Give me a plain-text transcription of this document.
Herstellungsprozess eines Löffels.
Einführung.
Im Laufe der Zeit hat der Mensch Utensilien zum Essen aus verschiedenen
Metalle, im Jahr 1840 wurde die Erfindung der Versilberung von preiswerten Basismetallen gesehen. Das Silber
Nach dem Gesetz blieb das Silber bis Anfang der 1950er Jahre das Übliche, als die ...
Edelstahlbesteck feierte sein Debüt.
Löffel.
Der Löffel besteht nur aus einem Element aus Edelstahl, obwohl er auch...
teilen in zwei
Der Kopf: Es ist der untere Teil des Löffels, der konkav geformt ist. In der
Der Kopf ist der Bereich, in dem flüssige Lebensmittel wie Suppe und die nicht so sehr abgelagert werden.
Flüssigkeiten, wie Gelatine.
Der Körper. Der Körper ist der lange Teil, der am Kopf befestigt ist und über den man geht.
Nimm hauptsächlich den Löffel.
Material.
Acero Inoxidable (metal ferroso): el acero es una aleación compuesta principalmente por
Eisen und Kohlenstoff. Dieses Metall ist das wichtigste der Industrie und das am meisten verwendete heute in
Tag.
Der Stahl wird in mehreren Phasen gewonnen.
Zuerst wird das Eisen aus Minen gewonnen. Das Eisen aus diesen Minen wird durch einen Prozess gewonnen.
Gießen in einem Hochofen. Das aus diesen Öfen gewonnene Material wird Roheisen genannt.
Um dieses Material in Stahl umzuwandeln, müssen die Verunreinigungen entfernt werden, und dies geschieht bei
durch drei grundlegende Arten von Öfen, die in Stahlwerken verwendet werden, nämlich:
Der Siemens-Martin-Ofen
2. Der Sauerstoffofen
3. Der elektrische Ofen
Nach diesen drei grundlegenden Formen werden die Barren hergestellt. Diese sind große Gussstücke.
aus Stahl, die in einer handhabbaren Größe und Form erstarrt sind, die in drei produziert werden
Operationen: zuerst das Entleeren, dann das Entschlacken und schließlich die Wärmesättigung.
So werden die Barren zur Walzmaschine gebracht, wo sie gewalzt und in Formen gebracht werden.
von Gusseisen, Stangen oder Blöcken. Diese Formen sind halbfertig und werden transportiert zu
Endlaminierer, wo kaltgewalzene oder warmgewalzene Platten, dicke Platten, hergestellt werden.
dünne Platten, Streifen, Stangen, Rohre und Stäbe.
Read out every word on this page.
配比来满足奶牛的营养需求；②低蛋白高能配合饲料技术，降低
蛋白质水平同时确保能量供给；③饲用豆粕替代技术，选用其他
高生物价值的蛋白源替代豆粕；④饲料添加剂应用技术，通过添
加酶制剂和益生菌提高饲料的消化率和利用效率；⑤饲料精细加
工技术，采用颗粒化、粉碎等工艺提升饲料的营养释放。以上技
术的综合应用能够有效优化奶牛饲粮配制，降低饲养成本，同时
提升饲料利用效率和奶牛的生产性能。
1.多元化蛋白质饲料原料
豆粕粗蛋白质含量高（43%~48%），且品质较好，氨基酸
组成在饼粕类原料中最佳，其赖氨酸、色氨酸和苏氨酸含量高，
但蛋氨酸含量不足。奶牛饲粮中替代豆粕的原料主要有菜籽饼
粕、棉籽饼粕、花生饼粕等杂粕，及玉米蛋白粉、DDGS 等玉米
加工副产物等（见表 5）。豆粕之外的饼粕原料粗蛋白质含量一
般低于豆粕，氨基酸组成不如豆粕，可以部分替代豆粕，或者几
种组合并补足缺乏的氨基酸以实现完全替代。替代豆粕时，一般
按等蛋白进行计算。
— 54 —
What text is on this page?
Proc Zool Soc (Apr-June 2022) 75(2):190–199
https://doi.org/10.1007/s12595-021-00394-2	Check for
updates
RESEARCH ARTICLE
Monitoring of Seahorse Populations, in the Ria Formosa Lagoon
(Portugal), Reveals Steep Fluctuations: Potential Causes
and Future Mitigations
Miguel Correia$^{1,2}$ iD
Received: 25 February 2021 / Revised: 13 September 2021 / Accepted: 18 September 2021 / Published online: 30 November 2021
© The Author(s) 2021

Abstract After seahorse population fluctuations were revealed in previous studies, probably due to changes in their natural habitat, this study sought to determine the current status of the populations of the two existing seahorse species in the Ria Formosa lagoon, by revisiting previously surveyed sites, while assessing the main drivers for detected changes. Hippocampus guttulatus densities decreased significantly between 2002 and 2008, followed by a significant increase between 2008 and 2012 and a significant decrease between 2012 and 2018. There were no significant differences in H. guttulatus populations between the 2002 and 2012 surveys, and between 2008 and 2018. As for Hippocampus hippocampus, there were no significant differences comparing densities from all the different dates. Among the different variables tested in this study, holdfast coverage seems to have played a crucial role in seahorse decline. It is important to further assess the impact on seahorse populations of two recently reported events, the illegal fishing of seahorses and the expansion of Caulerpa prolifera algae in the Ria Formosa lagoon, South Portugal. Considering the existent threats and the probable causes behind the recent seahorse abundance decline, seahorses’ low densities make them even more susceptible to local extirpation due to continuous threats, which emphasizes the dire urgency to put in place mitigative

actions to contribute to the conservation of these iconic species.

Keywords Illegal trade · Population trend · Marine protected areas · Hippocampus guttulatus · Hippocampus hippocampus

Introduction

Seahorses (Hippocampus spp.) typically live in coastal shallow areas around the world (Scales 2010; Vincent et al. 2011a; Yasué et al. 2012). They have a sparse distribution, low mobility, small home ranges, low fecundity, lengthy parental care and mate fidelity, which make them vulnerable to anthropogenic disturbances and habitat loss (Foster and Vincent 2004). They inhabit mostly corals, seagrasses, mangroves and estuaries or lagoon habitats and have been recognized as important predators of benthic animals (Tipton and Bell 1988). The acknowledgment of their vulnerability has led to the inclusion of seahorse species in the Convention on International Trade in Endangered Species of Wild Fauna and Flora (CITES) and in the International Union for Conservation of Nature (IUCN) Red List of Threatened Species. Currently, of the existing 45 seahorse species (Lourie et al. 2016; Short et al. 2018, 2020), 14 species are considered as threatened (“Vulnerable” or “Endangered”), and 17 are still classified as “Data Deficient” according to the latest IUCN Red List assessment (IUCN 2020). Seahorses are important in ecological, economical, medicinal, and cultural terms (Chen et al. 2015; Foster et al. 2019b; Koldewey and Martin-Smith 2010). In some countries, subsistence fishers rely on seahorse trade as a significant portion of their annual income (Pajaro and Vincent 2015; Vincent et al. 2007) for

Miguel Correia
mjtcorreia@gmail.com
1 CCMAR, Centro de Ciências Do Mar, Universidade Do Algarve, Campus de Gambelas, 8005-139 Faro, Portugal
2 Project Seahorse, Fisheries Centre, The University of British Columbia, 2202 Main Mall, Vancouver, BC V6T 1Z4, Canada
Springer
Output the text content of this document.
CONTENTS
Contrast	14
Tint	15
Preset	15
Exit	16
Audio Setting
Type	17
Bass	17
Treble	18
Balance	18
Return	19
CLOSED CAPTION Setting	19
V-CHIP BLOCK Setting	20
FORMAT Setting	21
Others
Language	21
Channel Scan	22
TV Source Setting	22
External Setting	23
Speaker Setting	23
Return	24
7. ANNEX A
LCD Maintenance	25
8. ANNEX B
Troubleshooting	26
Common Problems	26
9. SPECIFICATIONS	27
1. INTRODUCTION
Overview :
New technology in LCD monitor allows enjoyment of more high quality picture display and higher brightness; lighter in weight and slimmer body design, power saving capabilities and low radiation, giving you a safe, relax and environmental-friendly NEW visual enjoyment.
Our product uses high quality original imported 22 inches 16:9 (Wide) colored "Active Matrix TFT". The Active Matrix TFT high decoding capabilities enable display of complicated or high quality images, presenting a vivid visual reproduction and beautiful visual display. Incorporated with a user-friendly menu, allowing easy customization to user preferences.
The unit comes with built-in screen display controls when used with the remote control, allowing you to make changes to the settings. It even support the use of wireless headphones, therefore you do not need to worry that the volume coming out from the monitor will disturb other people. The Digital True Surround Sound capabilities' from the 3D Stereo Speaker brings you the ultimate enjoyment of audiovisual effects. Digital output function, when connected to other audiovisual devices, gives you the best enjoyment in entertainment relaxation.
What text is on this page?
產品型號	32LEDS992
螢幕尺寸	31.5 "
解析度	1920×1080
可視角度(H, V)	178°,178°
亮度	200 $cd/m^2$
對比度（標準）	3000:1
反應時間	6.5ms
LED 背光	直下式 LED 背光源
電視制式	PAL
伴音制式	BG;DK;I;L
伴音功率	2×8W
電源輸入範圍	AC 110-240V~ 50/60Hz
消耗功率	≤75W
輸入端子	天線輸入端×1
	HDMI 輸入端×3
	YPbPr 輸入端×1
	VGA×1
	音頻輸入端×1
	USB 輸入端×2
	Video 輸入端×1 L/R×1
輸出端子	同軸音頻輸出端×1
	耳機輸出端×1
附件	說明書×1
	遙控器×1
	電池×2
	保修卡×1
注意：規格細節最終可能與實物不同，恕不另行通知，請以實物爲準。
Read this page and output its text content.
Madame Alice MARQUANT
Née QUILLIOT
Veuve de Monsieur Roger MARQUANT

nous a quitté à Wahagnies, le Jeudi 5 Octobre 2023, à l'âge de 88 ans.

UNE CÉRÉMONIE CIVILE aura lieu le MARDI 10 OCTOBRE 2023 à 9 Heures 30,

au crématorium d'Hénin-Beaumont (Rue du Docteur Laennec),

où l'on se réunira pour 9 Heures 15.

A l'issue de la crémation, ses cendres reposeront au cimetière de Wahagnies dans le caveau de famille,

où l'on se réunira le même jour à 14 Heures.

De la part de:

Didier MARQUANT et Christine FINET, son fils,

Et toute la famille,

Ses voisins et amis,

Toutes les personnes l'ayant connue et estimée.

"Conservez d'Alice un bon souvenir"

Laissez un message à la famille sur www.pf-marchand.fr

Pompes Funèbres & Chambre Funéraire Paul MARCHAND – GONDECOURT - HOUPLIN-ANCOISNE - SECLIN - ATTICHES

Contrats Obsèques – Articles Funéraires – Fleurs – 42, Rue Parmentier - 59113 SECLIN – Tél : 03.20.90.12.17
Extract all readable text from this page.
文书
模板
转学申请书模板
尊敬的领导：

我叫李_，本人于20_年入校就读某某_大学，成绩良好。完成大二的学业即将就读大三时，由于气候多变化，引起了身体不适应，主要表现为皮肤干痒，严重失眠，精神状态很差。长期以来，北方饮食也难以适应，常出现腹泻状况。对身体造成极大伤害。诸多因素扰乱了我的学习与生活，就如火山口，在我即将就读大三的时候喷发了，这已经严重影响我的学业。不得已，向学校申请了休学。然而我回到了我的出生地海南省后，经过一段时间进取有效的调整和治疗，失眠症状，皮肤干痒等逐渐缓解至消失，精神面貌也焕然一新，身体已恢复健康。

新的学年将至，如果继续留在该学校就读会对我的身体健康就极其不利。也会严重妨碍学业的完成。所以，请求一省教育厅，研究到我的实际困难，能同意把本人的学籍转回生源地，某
# # # # # # #
• _Task brief_: Pick out the lines containing the string "Öfen" and show them.

• _Response for this exercise_:
Gießen in einem Hochofen. Das aus diesen Öfen gewonnene Material wird Roheisen genannt.
durch drei grundlegende Arten von Öfen, die in Stahlwerken verwendet werden, nämlich:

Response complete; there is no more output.